> _WORK TO COMPLETE_:
Copy out the complete listing, word for word.

Records from a collection of figures:
****
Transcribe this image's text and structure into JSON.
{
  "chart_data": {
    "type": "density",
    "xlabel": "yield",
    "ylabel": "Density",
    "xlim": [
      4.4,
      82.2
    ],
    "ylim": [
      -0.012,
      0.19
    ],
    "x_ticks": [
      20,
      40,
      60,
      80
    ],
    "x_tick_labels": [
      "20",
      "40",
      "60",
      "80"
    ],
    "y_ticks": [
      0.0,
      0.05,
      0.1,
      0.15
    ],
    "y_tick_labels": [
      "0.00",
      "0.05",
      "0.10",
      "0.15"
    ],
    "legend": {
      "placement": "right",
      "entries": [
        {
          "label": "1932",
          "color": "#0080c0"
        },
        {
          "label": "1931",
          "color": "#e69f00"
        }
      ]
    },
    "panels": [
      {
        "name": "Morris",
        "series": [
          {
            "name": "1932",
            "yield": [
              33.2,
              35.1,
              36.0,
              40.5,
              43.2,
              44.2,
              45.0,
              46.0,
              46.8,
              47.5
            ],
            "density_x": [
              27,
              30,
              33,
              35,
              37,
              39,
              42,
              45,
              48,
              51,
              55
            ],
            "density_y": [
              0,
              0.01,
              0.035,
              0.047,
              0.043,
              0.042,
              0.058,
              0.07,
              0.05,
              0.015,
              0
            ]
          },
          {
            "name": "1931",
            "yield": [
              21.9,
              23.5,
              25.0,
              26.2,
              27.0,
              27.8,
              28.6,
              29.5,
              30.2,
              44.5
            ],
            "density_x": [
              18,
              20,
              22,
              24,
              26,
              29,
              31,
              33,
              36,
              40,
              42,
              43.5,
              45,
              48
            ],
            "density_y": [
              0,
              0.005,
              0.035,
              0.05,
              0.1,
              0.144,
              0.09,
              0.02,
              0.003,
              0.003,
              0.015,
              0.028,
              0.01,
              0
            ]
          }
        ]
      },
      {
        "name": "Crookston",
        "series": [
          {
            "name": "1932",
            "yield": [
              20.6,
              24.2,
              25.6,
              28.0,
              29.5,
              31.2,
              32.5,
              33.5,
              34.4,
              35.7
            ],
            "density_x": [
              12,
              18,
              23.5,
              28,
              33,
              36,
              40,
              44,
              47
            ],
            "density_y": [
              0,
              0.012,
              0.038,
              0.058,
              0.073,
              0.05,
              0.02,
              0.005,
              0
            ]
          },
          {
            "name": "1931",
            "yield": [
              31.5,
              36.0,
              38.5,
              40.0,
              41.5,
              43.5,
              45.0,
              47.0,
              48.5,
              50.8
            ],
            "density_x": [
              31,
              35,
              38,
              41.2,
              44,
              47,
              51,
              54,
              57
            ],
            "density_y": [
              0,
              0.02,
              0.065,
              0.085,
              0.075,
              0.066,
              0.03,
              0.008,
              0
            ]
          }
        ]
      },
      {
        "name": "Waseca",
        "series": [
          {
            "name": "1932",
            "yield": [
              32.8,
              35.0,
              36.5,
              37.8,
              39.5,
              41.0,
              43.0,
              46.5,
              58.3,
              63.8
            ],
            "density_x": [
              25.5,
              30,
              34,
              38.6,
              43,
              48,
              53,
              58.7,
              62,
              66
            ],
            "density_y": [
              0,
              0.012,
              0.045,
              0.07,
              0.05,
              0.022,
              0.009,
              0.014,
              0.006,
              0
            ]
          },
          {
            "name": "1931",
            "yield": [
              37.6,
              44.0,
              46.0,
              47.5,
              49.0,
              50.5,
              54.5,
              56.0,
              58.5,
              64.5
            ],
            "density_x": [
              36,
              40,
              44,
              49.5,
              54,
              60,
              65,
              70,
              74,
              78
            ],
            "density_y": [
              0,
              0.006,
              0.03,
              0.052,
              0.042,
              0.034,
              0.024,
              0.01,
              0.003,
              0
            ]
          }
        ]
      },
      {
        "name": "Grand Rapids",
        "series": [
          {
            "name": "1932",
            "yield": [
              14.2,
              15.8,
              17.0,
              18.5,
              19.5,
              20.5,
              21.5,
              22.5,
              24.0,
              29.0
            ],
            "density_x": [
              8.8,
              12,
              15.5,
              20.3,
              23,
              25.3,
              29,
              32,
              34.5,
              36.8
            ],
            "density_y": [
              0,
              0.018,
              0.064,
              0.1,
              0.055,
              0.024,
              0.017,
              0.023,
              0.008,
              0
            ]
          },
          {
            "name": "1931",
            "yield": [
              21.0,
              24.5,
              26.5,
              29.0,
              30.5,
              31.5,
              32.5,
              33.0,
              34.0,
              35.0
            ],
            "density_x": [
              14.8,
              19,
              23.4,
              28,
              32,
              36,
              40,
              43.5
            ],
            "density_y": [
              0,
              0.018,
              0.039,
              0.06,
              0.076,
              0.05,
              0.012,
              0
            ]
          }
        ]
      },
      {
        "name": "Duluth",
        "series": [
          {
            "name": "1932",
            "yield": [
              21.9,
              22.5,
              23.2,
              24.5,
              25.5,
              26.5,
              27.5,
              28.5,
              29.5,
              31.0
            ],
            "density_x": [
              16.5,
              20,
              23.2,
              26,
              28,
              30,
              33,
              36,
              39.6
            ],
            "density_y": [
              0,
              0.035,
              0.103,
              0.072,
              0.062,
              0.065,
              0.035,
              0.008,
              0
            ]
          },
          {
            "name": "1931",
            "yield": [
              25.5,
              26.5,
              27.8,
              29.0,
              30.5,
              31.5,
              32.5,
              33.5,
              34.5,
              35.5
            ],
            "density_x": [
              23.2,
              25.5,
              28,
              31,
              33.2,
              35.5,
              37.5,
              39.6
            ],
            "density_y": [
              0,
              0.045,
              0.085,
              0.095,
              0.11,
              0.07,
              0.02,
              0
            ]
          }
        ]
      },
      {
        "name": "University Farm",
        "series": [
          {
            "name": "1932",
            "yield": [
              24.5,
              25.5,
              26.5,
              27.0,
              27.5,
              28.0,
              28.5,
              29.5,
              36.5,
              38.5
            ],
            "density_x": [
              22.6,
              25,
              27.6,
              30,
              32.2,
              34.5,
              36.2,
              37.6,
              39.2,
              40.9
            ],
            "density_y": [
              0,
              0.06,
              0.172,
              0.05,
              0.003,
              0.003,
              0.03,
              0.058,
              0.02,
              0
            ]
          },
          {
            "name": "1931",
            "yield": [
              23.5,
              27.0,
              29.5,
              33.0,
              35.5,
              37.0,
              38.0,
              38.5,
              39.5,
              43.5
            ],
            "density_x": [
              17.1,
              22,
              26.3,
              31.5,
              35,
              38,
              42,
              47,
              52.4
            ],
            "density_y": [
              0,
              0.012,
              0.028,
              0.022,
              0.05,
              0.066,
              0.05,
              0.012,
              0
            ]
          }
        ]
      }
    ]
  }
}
****
> _RESPONSE_:
Transcribe this image's text and structure into JSON.
{
  "chart_data": {
    "type": "density",
    "xlabel": "yield",
    "ylabel": "Density",
    "xlim": [
      4.4,
      82.2
    ],
    "ylim": [
      -0.012,
      0.19
    ],
    "x_ticks": [
      20,
      40,
      60,
      80
    ],
    "x_tick_labels": [
      "20",
      "40",
      "60",
      "80"
    ],
    "y_ticks": [
      0.0,
      0.05,
      0.1,
      0.15
    ],
    "y_tick_labels": [
      "0.00",
      "0.05",
      "0.10",
      "0.15"
    ],
    "legend": {
      "placement": "right",
      "entries": [
        {
          "label": "1932",
          "color": "#0080c0"
        },
        {
          "label": "1931",
          "color": "#e69f00"
        }
      ]
    },
    "panels": [
      {
        "name": "Morris",
        "series": [
          {
            "name": "1932",
            "yield": [
              33.2,
              35.1,
              36.0,
              40.5,
              43.2,
              44.2,
              45.0,
              46.0,
              46.8,
              47.5
            ],
            "density_x": [
              27,
              30,
              33,
              35,
              37,
              39,
              42,
              45,
              48,
              51,
              55
            ],
            "density_y": [
              0,
              0.01,
              0.035,
              0.047,
              0.043,
              0.042,
              0.058,
              0.07,
              0.05,
              0.015,
              0
            ]
          },
          {
            "name": "1931",
            "yield": [
              21.9,
              23.5,
              25.0,
              26.2,
              27.0,
              27.8,
              28.6,
              29.5,
              30.2,
              44.5
            ],
            "density_x": [
              18,
              20,
              22,
              24,
              26,
              29,
              31,
              33,
              36,
              40,
              42,
              43.5,
              45,
              48
            ],
            "density_y": [
              0,
              0.005,
              0.035,
              0.05,
              0.1,
              0.144,
              0.09,
              0.02,
              0.003,
              0.003,
              0.015,
              0.028,
              0.01,
              0
            ]
          }
        ]
      },
      {
        "name": "Crookston",
        "series": [
          {
            "name": "1932",
            "yield": [
              20.6,
              24.2,
              25.6,
              28.0,
              29.5,
              31.2,
              32.5,
              33.5,
              34.4,
              35.7
            ],
            "density_x": [
              12,
              18,
              23.5,
              28,
              33,
              36,
              40,
              44,
              47
            ],
            "density_y": [
              0,
              0.012,
              0.038,
              0.058,
              0.073,
              0.05,
              0.02,
              0.005,
              0
            ]
          },
          {
            "name": "1931",
            "yield": [
              31.5,
              36.0,
              38.5,
              40.0,
              41.5,
              43.5,
              45.0,
              47.0,
              48.5,
              50.8
            ],
            "density_x": [
              31,
              35,
              38,
              41.2,
              44,
              47,
              51,
              54,
              57
            ],
            "density_y": [
              0,
              0.02,
              0.065,
              0.085,
              0.075,
              0.066,
              0.03,
              0.008,
              0
            ]
          }
        ]
      },
      {
        "name": "Waseca",
        "series": [
          {
            "name": "1932",
            "yield": [
              32.8,
              35.0,
              36.5,
              37.8,
              39.5,
              41.0,
              43.0,
              46.5,
              58.3,
              63.8
            ],
            "density_x": [
              25.5,
              30,
              34,
              38.6,
              43,
              48,
              53,
              58.7,
              62,
              66
            ],
            "density_y": [
              0,
              0.012,
              0.045,
              0.07,
              0.05,
              0.022,
              0.009,
              0.014,
              0.006,
              0
            ]
          },
          {
            "name": "1931",
            "yield": [
              37.6,
              44.0,
              46.0,
              47.5,
              49.0,
              50.5,
              54.5,
              56.0,
              58.5,
              64.5
            ],
            "density_x": [
              36,
              40,
              44,
              49.5,
              54,
              60,
              65,
              70,
              74,
              78
            ],
            "density_y": [
              0,
              0.006,
              0.03,
              0.052,
              0.042,
              0.034,
              0.024,
              0.01,
              0.003,
              0
            ]
          }
        ]
      },
      {
        "name": "Grand Rapids",
        "series": [
          {
            "name": "1932",
            "yield": [
              14.2,
              15.8,
              17.0,
              18.5,
              19.5,
              20.5,
              21.5,
              22.5,
              24.0,
              29.0
            ],
            "density_x": [
              8.8,
              12,
              15.5,
              20.3,
              23,
              25.3,
              29,
              32,
              34.5,
              36.8
            ],
            "density_y": [
              0,
              0.018,
              0.064,
              0.1,
              0.055,
              0.024,
              0.017,
              0.023,
              0.008,
              0
            ]
          },
          {
            "name": "1931",
            "yield": [
              21.0,
              24.5,
              26.5,
              29.0,
              30.5,
              31.5,
              32.5,
              33.0,
              34.0,
              35.0
            ],
            "density_x": [
              14.8,
              19,
              23.4,
              28,
              32,
              36,
              40,
              43.5
            ],
            "density_y": [
              0,
              0.018,
              0.039,
              0.06,
              0.076,
              0.05,
              0.012,
              0
            ]
          }
        ]
      },
      {
        "name": "Duluth",
        "series": [
          {
            "name": "1932",
            "yield": [
              21.9,
              22.5,
              23.2,
              24.5,
              25.5,
              26.5,
              27.5,
              28.5,
              29.5,
              31.0
            ],
            "density_x": [
              16.5,
              20,
              23.2,
              26,
              28,
              30,
              33,
              36,
              39.6
            ],
            "density_y": [
              0,
              0.035,
              0.103,
              0.072,
              0.062,
              0.065,
              0.035,
              0.008,
              0
            ]
          },
          {
            "name": "1931",
            "yield": [
              25.5,
              26.5,
              27.8,
              29.0,
              30.5,
              31.5,
              32.5,
              33.5,
              34.5,
              35.5
            ],
            "density_x": [
              23.2,
              25.5,
              28,
              31,
              33.2,
              35.5,
              37.5,
              39.6
            ],
            "density_y": [
              0,
              0.045,
              0.085,
              0.095,
              0.11,
              0.07,
              0.02,
              0
            ]
          }
        ]
      },
      {
        "name": "University Farm",
        "series": [
          {
            "name": "1932",
            "yield": [
              24.5,
              25.5,
              26.5,
              27.0,
              27.5,
              28.0,
              28.5,
              29.5,
              36.5,
              38.5
            ],
            "density_x": [
              22.6,
              25,
              27.6,
              30,
              32.2,
              34.5,
              36.2,
              37.6,
              39.2,
              40.9
            ],
            "density_y": [
              0,
              0.06,
              0.172,
              0.05,
              0.003,
              0.003,
              0.03,
              0.058,
              0.02,
              0
            ]
          },
          {
            "name": "1931",
            "yield": [
              23.5,
              27.0,
              29.5,
              33.0,
              35.5,
              37.0,
              38.0,
              38.5,
              39.5,
              43.5
            ],
            "density_x": [
              17.1,
              22,
              26.3,
              31.5,
              35,
              38,
              42,
              47,
              52.4
            ],
            "density_y": [
              0,
              0.012,
              0.028,
              0.022,
              0.05,
              0.066,
              0.05,
              0.012,
              0
            ]
          }
        ]
      }
    ]
  }
}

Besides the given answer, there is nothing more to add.